● **Instruction**:
Work out how many lines of the data hold the string "profile", and reply with that number alone.

● **Records**:
* * * * * * * * *
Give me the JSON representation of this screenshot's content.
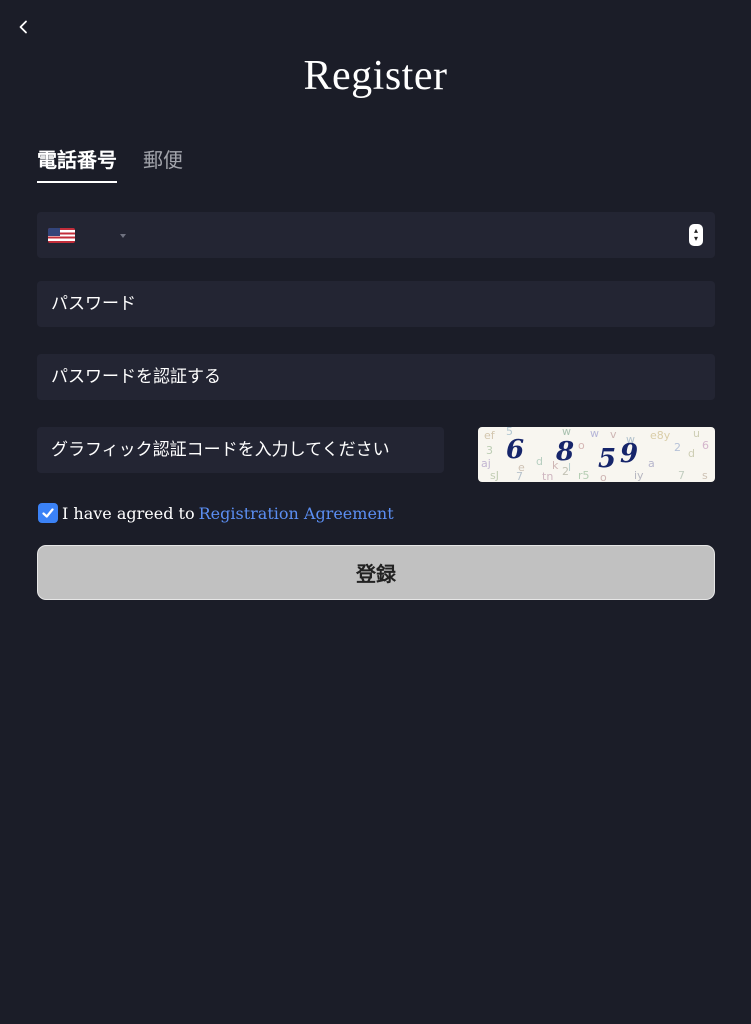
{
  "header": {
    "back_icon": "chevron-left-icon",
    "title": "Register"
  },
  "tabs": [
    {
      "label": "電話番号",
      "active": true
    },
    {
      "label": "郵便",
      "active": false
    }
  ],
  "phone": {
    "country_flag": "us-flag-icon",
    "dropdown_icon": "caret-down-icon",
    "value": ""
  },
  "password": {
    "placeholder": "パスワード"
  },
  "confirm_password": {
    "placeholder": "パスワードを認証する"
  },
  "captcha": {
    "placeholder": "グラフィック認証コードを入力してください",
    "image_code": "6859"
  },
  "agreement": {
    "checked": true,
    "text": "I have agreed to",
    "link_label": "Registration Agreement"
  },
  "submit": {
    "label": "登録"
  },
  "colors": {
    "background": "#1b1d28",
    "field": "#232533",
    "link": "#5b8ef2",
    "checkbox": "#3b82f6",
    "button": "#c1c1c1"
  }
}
* * * * * * * * *
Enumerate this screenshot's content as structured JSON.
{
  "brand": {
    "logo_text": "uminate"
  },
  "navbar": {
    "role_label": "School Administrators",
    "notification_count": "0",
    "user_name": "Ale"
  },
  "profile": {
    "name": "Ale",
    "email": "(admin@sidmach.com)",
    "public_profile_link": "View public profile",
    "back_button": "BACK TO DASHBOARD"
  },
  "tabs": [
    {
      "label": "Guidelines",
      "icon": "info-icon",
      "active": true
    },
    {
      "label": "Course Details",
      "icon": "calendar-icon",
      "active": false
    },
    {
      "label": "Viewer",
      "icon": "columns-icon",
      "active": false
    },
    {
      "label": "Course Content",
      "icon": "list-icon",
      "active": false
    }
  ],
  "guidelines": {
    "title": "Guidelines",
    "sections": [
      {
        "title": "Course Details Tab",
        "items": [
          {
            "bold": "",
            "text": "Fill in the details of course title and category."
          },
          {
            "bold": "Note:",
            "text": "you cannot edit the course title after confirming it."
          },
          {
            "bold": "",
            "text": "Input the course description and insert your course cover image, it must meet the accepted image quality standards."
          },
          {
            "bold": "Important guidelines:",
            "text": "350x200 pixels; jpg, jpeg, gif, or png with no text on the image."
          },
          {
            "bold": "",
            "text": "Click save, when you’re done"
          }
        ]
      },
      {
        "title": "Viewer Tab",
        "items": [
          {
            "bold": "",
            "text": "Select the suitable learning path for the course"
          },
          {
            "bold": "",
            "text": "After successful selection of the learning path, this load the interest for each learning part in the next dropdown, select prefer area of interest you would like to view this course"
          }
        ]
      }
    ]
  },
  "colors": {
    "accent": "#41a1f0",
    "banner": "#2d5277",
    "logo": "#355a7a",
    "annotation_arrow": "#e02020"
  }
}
* * * * * * * * *
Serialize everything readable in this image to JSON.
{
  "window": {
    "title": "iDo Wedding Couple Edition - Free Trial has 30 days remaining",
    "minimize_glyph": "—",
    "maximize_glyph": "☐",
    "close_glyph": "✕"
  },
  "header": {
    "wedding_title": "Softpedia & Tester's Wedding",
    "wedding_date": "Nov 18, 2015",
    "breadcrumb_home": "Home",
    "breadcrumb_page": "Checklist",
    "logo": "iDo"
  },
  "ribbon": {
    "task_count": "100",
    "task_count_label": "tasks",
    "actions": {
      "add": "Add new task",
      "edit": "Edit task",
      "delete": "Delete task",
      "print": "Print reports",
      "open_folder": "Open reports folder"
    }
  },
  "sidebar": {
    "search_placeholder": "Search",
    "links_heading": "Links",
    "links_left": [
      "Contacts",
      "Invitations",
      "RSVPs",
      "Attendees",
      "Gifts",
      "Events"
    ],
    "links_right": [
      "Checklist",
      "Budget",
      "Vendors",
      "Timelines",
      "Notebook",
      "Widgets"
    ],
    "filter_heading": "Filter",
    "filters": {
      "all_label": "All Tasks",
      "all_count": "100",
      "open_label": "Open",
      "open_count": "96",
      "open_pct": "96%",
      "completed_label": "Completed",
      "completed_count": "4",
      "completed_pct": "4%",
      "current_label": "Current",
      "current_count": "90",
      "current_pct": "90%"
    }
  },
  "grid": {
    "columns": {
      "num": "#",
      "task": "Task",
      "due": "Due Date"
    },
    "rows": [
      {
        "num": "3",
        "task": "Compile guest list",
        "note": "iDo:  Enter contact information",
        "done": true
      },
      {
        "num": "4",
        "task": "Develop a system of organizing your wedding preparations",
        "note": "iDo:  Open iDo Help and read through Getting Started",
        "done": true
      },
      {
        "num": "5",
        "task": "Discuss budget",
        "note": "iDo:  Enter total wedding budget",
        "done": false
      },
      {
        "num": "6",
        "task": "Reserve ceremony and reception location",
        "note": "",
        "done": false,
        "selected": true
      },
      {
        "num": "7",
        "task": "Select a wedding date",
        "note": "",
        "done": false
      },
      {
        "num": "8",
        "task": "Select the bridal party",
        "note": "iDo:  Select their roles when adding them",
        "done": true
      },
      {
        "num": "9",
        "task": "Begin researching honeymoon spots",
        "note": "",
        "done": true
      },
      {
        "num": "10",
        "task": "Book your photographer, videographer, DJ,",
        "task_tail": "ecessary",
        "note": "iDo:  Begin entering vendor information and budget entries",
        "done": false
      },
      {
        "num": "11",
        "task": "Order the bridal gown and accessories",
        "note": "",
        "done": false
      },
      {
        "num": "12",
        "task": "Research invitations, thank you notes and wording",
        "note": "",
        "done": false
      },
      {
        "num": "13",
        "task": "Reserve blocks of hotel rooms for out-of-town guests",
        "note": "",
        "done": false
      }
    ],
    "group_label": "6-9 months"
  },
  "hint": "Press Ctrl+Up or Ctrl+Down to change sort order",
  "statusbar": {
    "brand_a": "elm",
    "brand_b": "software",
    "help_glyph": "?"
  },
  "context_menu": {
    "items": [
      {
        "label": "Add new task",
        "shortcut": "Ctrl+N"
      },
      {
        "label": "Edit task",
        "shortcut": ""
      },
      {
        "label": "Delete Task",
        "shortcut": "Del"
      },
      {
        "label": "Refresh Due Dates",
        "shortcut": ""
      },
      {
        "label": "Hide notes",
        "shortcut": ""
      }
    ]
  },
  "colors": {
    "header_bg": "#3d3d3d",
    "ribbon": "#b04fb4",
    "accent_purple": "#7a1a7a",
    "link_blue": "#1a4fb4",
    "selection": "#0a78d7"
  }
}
* * * * * * * * *
● **Correct response**:
2